» **Exercise task**:
Can you output the material exactly as written, minus any pictures it holds?

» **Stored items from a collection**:
>>>
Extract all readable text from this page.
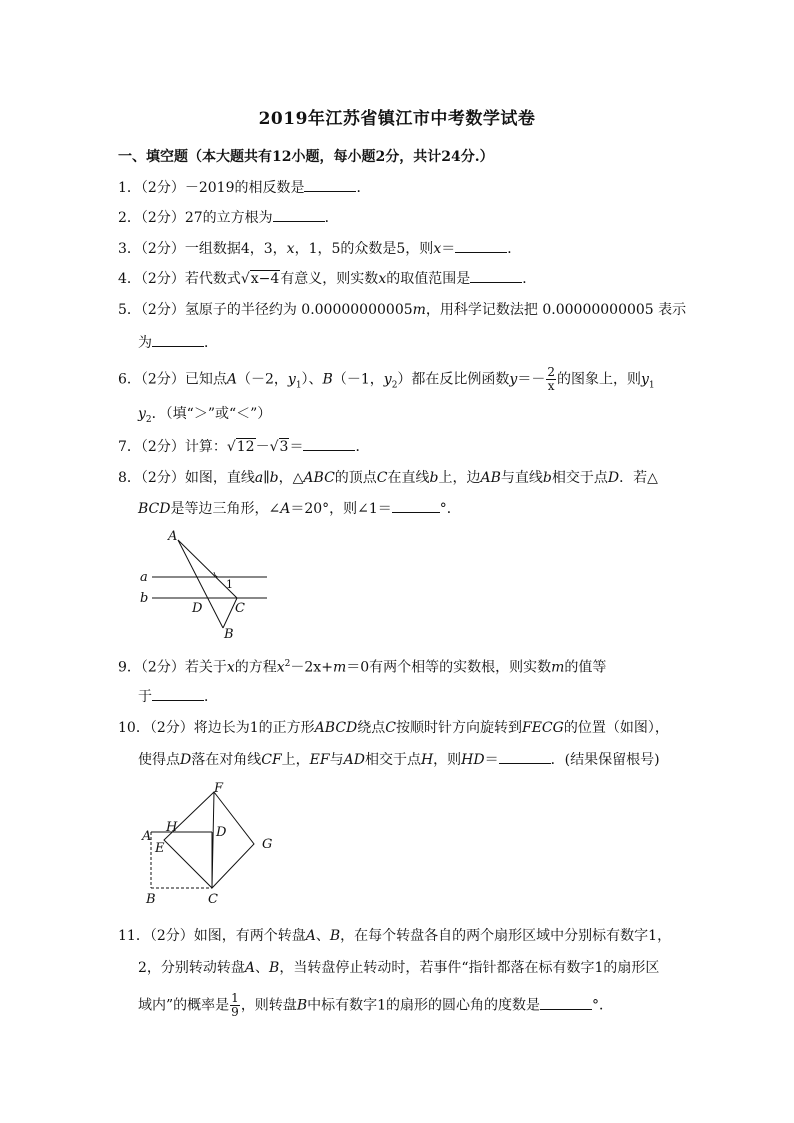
2019年江苏省镇江市中考数学试卷
一、填空题（本大题共有12小题，每小题2分，共计24分.）
1．（2分）－2019的相反数是	．
2．（2分）27的立方根为	．
3．（2分）一组数据4，3，x，1，5的众数是5，则x＝	．
4．（2分）若代数式√x−4有意义，则实数x的取值范围是	．
5．（2分）氢原子的半径约为 0.00000000005m，用科学记数法把 0.00000000005 表示
为	．
6．（2分）已知点A（－2，$y_1$）、B（－1，$y_2$）都在反比例函数$y=- \frac{2}{x}$ 的图象上，则$y_1$
$y_2$．（填“＞”或“＜”）
7．（2分）计算：√12－√3＝	．
8．（2分）如图，直线a∥b，△ABC的顶点C在直线b上，边AB与直线b相交于点D．若△
BCD是等边三角形，∠A＝20°，则∠1＝	°．
A
a	1
b
D	C
B
9．（2分）若关于x的方程$x^2-2x+m=0$有两个相等的实数根，则实数m的值等
于	．
10．（2分）将边长为1的正方形ABCD绕点C按顺时针方向旋转到FECG的位置（如图），
使得点D落在对角线CF上，EF与AD相交于点H，则HD＝	．(结果保留根号)
F
A
H	D
E	G
B	C
11．（2分）如图，有两个转盘A、B，在每个转盘各自的两个扇形区域中分别标有数字1，
2，分别转动转盘A、B，当转盘停止转动时，若事件“指针都落在标有数字1的扇形区
域内”的概率是 $\frac{1}{9}$ ，则转盘B中标有数字1的扇形的圆心角的度数是	°．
<<<
» **Response**:
Extract all readable text from this page.
2019年江苏省镇江市中考数学试卷
一、填空题（本大题共有12小题，每小题2分，共计24分.）
1．（2分）－2019的相反数是	．
2．（2分）27的立方根为	．
3．（2分）一组数据4，3，x，1，5的众数是5，则x＝	．
4．（2分）若代数式√x−4有意义，则实数x的取值范围是	．
5．（2分）氢原子的半径约为 0.00000000005m，用科学记数法把 0.00000000005 表示
为	．
6．（2分）已知点A（－2，$y_1$）、B（－1，$y_2$）都在反比例函数$y=- \frac{2}{x}$ 的图象上，则$y_1$
$y_2$．（填“＞”或“＜”）
7．（2分）计算：√12－√3＝	．
8．（2分）如图，直线a∥b，△ABC的顶点C在直线b上，边AB与直线b相交于点D．若△
BCD是等边三角形，∠A＝20°，则∠1＝	°．
A
a	1
b
D	C
B
9．（2分）若关于x的方程$x^2-2x+m=0$有两个相等的实数根，则实数m的值等
于	．
10．（2分）将边长为1的正方形ABCD绕点C按顺时针方向旋转到FECG的位置（如图），
使得点D落在对角线CF上，EF与AD相交于点H，则HD＝	．(结果保留根号)
F
A
H	D
E	G
B	C
11．（2分）如图，有两个转盘A、B，在每个转盘各自的两个扇形区域中分别标有数字1，
2，分别转动转盘A、B，当转盘停止转动时，若事件“指针都落在标有数字1的扇形区
域内”的概率是 $\frac{1}{9}$ ，则转盘B中标有数字1的扇形的圆心角的度数是	°．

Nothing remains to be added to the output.